The task
Each record below must be returned exactly as shown.

Records for this exercise
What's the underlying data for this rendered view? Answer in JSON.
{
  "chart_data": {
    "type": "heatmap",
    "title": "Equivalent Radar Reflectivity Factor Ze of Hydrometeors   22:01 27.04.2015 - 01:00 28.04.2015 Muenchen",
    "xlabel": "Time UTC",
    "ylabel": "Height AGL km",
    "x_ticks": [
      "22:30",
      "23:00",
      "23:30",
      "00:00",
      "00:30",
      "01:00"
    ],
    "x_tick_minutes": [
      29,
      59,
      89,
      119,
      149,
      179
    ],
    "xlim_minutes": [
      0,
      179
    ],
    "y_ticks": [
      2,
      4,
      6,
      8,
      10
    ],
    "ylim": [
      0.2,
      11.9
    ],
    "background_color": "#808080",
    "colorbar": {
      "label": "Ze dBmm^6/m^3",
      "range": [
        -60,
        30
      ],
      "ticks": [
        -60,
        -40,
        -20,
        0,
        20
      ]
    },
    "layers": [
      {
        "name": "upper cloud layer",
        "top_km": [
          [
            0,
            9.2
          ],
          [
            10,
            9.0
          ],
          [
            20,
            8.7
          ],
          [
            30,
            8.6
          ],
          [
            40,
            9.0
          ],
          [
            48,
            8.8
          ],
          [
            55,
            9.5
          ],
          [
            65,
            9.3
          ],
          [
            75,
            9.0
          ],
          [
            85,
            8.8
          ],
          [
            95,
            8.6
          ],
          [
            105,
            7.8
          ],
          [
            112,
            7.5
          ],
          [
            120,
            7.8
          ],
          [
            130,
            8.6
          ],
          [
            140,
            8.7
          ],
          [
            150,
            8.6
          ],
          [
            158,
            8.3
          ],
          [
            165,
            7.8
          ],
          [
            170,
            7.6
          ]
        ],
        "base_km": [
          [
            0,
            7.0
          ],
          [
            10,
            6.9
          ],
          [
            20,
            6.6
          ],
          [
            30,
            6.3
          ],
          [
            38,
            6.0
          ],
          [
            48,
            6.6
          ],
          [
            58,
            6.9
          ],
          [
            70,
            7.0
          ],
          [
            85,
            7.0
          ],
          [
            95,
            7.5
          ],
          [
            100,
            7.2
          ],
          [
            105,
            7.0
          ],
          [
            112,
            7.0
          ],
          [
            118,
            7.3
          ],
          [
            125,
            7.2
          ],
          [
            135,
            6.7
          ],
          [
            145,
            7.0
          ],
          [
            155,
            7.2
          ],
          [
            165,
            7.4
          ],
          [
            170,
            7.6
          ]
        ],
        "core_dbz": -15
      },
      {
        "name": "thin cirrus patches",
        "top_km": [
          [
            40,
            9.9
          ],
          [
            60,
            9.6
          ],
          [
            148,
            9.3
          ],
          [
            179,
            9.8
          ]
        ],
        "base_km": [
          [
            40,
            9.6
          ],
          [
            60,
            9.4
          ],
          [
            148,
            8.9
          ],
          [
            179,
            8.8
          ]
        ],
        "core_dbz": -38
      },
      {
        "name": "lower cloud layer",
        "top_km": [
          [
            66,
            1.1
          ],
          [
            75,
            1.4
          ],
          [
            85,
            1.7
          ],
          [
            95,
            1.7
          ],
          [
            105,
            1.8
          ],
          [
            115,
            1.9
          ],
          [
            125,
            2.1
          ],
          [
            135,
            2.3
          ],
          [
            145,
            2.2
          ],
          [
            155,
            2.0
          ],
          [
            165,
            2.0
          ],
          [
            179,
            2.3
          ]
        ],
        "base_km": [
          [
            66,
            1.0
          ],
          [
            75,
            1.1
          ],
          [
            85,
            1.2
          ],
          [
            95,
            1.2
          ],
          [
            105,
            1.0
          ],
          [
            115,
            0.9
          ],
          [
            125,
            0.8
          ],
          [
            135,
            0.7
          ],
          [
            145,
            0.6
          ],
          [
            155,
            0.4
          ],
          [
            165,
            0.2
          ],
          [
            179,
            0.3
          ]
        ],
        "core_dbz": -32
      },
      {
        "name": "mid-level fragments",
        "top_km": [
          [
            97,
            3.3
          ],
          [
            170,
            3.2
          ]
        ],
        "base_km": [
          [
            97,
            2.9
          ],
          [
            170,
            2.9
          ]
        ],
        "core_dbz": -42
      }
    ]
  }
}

Exercise result
What's the underlying data for this rendered view? Answer in JSON.
{
  "chart_data": {
    "type": "heatmap",
    "title": "Equivalent Radar Reflectivity Factor Ze of Hydrometeors   22:01 27.04.2015 - 01:00 28.04.2015 Muenchen",
    "xlabel": "Time UTC",
    "ylabel": "Height AGL km",
    "x_ticks": [
      "22:30",
      "23:00",
      "23:30",
      "00:00",
      "00:30",
      "01:00"
    ],
    "x_tick_minutes": [
      29,
      59,
      89,
      119,
      149,
      179
    ],
    "xlim_minutes": [
      0,
      179
    ],
    "y_ticks": [
      2,
      4,
      6,
      8,
      10
    ],
    "ylim": [
      0.2,
      11.9
    ],
    "background_color": "#808080",
    "colorbar": {
      "label": "Ze dBmm^6/m^3",
      "range": [
        -60,
        30
      ],
      "ticks": [
        -60,
        -40,
        -20,
        0,
        20
      ]
    },
    "layers": [
      {
        "name": "upper cloud layer",
        "top_km": [
          [
            0,
            9.2
          ],
          [
            10,
            9.0
          ],
          [
            20,
            8.7
          ],
          [
            30,
            8.6
          ],
          [
            40,
            9.0
          ],
          [
            48,
            8.8
          ],
          [
            55,
            9.5
          ],
          [
            65,
            9.3
          ],
          [
            75,
            9.0
          ],
          [
            85,
            8.8
          ],
          [
            95,
            8.6
          ],
          [
            105,
            7.8
          ],
          [
            112,
            7.5
          ],
          [
            120,
            7.8
          ],
          [
            130,
            8.6
          ],
          [
            140,
            8.7
          ],
          [
            150,
            8.6
          ],
          [
            158,
            8.3
          ],
          [
            165,
            7.8
          ],
          [
            170,
            7.6
          ]
        ],
        "base_km": [
          [
            0,
            7.0
          ],
          [
            10,
            6.9
          ],
          [
            20,
            6.6
          ],
          [
            30,
            6.3
          ],
          [
            38,
            6.0
          ],
          [
            48,
            6.6
          ],
          [
            58,
            6.9
          ],
          [
            70,
            7.0
          ],
          [
            85,
            7.0
          ],
          [
            95,
            7.5
          ],
          [
            100,
            7.2
          ],
          [
            105,
            7.0
          ],
          [
            112,
            7.0
          ],
          [
            118,
            7.3
          ],
          [
            125,
            7.2
          ],
          [
            135,
            6.7
          ],
          [
            145,
            7.0
          ],
          [
            155,
            7.2
          ],
          [
            165,
            7.4
          ],
          [
            170,
            7.6
          ]
        ],
        "core_dbz": -15
      },
      {
        "name": "thin cirrus patches",
        "top_km": [
          [
            40,
            9.9
          ],
          [
            60,
            9.6
          ],
          [
            148,
            9.3
          ],
          [
            179,
            9.8
          ]
        ],
        "base_km": [
          [
            40,
            9.6
          ],
          [
            60,
            9.4
          ],
          [
            148,
            8.9
          ],
          [
            179,
            8.8
          ]
        ],
        "core_dbz": -38
      },
      {
        "name": "lower cloud layer",
        "top_km": [
          [
            66,
            1.1
          ],
          [
            75,
            1.4
          ],
          [
            85,
            1.7
          ],
          [
            95,
            1.7
          ],
          [
            105,
            1.8
          ],
          [
            115,
            1.9
          ],
          [
            125,
            2.1
          ],
          [
            135,
            2.3
          ],
          [
            145,
            2.2
          ],
          [
            155,
            2.0
          ],
          [
            165,
            2.0
          ],
          [
            179,
            2.3
          ]
        ],
        "base_km": [
          [
            66,
            1.0
          ],
          [
            75,
            1.1
          ],
          [
            85,
            1.2
          ],
          [
            95,
            1.2
          ],
          [
            105,
            1.0
          ],
          [
            115,
            0.9
          ],
          [
            125,
            0.8
          ],
          [
            135,
            0.7
          ],
          [
            145,
            0.6
          ],
          [
            155,
            0.4
          ],
          [
            165,
            0.2
          ],
          [
            179,
            0.3
          ]
        ],
        "core_dbz": -32
      },
      {
        "name": "mid-level fragments",
        "top_km": [
          [
            97,
            3.3
          ],
          [
            170,
            3.2
          ]
        ],
        "base_km": [
          [
            97,
            2.9
          ],
          [
            170,
            2.9
          ]
        ],
        "core_dbz": -42
      }
    ]
  }
}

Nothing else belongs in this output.